_THE PROBLEM_
Would you return all of this data exactly, leaving nothing out?

[BEGIN TASK DATA]

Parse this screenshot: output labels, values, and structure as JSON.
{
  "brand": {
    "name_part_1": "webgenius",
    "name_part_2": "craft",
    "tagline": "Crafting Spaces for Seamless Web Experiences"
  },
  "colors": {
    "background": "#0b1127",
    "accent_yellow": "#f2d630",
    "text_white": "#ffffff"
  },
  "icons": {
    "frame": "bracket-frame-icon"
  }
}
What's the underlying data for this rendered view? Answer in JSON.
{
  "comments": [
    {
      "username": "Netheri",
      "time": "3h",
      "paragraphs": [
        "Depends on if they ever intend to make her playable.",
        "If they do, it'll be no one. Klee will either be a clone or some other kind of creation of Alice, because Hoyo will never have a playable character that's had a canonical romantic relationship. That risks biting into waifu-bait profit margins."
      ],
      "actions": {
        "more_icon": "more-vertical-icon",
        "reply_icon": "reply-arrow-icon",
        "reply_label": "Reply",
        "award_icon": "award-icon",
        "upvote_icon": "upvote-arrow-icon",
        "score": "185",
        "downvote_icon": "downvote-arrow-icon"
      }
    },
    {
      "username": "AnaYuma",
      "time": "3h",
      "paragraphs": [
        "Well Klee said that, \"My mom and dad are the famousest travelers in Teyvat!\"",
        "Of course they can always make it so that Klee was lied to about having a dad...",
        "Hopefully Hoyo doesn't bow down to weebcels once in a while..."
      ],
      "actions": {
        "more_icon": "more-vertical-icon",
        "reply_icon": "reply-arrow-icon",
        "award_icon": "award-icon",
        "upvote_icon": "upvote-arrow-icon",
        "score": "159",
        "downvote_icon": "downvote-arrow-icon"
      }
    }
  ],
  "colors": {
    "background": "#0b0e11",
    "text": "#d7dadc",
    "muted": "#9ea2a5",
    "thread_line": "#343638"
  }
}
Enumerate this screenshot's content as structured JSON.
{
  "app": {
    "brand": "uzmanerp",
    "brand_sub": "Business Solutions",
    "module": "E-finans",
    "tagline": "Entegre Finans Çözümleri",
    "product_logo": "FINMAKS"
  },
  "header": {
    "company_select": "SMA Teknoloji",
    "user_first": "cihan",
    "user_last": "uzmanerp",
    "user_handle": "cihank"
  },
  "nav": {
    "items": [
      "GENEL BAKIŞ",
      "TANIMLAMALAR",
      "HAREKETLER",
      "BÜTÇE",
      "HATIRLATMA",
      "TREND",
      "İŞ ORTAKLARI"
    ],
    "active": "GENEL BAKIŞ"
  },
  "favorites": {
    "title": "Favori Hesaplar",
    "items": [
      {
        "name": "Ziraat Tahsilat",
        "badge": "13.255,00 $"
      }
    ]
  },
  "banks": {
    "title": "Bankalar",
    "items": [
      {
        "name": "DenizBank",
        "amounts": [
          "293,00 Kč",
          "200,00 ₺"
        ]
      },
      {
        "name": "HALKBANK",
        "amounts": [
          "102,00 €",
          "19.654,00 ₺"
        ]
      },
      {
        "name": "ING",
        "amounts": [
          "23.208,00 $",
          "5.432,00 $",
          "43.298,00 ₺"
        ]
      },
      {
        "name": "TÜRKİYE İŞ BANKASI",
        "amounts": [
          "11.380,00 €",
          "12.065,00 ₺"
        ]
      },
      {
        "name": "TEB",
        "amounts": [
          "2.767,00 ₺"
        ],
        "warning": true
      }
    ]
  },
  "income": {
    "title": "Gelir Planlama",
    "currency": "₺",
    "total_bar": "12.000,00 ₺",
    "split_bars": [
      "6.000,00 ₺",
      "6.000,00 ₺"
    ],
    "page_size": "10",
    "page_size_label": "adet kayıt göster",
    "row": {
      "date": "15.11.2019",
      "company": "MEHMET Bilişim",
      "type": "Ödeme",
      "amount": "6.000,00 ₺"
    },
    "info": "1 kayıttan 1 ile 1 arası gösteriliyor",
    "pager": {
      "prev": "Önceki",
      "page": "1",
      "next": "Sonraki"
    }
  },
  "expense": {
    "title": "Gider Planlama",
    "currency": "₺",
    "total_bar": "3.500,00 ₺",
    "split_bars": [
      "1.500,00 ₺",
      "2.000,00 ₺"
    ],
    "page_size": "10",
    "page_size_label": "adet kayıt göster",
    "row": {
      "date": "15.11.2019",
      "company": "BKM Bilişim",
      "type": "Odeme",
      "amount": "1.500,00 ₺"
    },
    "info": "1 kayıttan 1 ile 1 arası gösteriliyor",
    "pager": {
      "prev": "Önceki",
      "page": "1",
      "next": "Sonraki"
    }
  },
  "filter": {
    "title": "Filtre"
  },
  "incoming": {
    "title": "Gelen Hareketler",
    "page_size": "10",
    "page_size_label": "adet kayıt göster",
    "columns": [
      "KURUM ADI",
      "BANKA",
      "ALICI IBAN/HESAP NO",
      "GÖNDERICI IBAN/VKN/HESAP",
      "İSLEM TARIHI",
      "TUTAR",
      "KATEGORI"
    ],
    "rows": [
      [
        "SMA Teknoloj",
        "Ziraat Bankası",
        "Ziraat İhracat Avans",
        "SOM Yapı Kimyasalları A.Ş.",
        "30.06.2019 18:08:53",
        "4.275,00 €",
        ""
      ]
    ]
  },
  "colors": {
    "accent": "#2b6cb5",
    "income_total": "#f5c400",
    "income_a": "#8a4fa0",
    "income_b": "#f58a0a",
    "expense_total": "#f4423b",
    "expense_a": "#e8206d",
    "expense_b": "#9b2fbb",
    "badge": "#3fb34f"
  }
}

[END TASK DATA]

_WRITTEN RESPONSE_
Parse this screenshot: output labels, values, and structure as JSON.
{
  "brand": {
    "name_part_1": "webgenius",
    "name_part_2": "craft",
    "tagline": "Crafting Spaces for Seamless Web Experiences"
  },
  "colors": {
    "background": "#0b1127",
    "accent_yellow": "#f2d630",
    "text_white": "#ffffff"
  },
  "icons": {
    "frame": "bracket-frame-icon"
  }
}
What's the underlying data for this rendered view? Answer in JSON.
{
  "comments": [
    {
      "username": "Netheri",
      "time": "3h",
      "paragraphs": [
        "Depends on if they ever intend to make her playable.",
        "If they do, it'll be no one. Klee will either be a clone or some other kind of creation of Alice, because Hoyo will never have a playable character that's had a canonical romantic relationship. That risks biting into waifu-bait profit margins."
      ],
      "actions": {
        "more_icon": "more-vertical-icon",
        "reply_icon": "reply-arrow-icon",
        "reply_label": "Reply",
        "award_icon": "award-icon",
        "upvote_icon": "upvote-arrow-icon",
        "score": "185",
        "downvote_icon": "downvote-arrow-icon"
      }
    },
    {
      "username": "AnaYuma",
      "time": "3h",
      "paragraphs": [
        "Well Klee said that, \"My mom and dad are the famousest travelers in Teyvat!\"",
        "Of course they can always make it so that Klee was lied to about having a dad...",
        "Hopefully Hoyo doesn't bow down to weebcels once in a while..."
      ],
      "actions": {
        "more_icon": "more-vertical-icon",
        "reply_icon": "reply-arrow-icon",
        "award_icon": "award-icon",
        "upvote_icon": "upvote-arrow-icon",
        "score": "159",
        "downvote_icon": "downvote-arrow-icon"
      }
    }
  ],
  "colors": {
    "background": "#0b0e11",
    "text": "#d7dadc",
    "muted": "#9ea2a5",
    "thread_line": "#343638"
  }
}
Enumerate this screenshot's content as structured JSON.
{
  "app": {
    "brand": "uzmanerp",
    "brand_sub": "Business Solutions",
    "module": "E-finans",
    "tagline": "Entegre Finans Çözümleri",
    "product_logo": "FINMAKS"
  },
  "header": {
    "company_select": "SMA Teknoloji",
    "user_first": "cihan",
    "user_last": "uzmanerp",
    "user_handle": "cihank"
  },
  "nav": {
    "items": [
      "GENEL BAKIŞ",
      "TANIMLAMALAR",
      "HAREKETLER",
      "BÜTÇE",
      "HATIRLATMA",
      "TREND",
      "İŞ ORTAKLARI"
    ],
    "active": "GENEL BAKIŞ"
  },
  "favorites": {
    "title": "Favori Hesaplar",
    "items": [
      {
        "name": "Ziraat Tahsilat",
        "badge": "13.255,00 $"
      }
    ]
  },
  "banks": {
    "title": "Bankalar",
    "items": [
      {
        "name": "DenizBank",
        "amounts": [
          "293,00 Kč",
          "200,00 ₺"
        ]
      },
      {
        "name": "HALKBANK",
        "amounts": [
          "102,00 €",
          "19.654,00 ₺"
        ]
      },
      {
        "name": "ING",
        "amounts": [
          "23.208,00 $",
          "5.432,00 $",
          "43.298,00 ₺"
        ]
      },
      {
        "name": "TÜRKİYE İŞ BANKASI",
        "amounts": [
          "11.380,00 €",
          "12.065,00 ₺"
        ]
      },
      {
        "name": "TEB",
        "amounts": [
          "2.767,00 ₺"
        ],
        "warning": true
      }
    ]
  },
  "income": {
    "title": "Gelir Planlama",
    "currency": "₺",
    "total_bar": "12.000,00 ₺",
    "split_bars": [
      "6.000,00 ₺",
      "6.000,00 ₺"
    ],
    "page_size": "10",
    "page_size_label": "adet kayıt göster",
    "row": {
      "date": "15.11.2019",
      "company": "MEHMET Bilişim",
      "type": "Ödeme",
      "amount": "6.000,00 ₺"
    },
    "info": "1 kayıttan 1 ile 1 arası gösteriliyor",
    "pager": {
      "prev": "Önceki",
      "page": "1",
      "next": "Sonraki"
    }
  },
  "expense": {
    "title": "Gider Planlama",
    "currency": "₺",
    "total_bar": "3.500,00 ₺",
    "split_bars": [
      "1.500,00 ₺",
      "2.000,00 ₺"
    ],
    "page_size": "10",
    "page_size_label": "adet kayıt göster",
    "row": {
      "date": "15.11.2019",
      "company": "BKM Bilişim",
      "type": "Odeme",
      "amount": "1.500,00 ₺"
    },
    "info": "1 kayıttan 1 ile 1 arası gösteriliyor",
    "pager": {
      "prev": "Önceki",
      "page": "1",
      "next": "Sonraki"
    }
  },
  "filter": {
    "title": "Filtre"
  },
  "incoming": {
    "title": "Gelen Hareketler",
    "page_size": "10",
    "page_size_label": "adet kayıt göster",
    "columns": [
      "KURUM ADI",
      "BANKA",
      "ALICI IBAN/HESAP NO",
      "GÖNDERICI IBAN/VKN/HESAP",
      "İSLEM TARIHI",
      "TUTAR",
      "KATEGORI"
    ],
    "rows": [
      [
        "SMA Teknoloj",
        "Ziraat Bankası",
        "Ziraat İhracat Avans",
        "SOM Yapı Kimyasalları A.Ş.",
        "30.06.2019 18:08:53",
        "4.275,00 €",
        ""
      ]
    ]
  },
  "colors": {
    "accent": "#2b6cb5",
    "income_total": "#f5c400",
    "income_a": "#8a4fa0",
    "income_b": "#f58a0a",
    "expense_total": "#f4423b",
    "expense_a": "#e8206d",
    "expense_b": "#9b2fbb",
    "badge": "#3fb34f"
  }
}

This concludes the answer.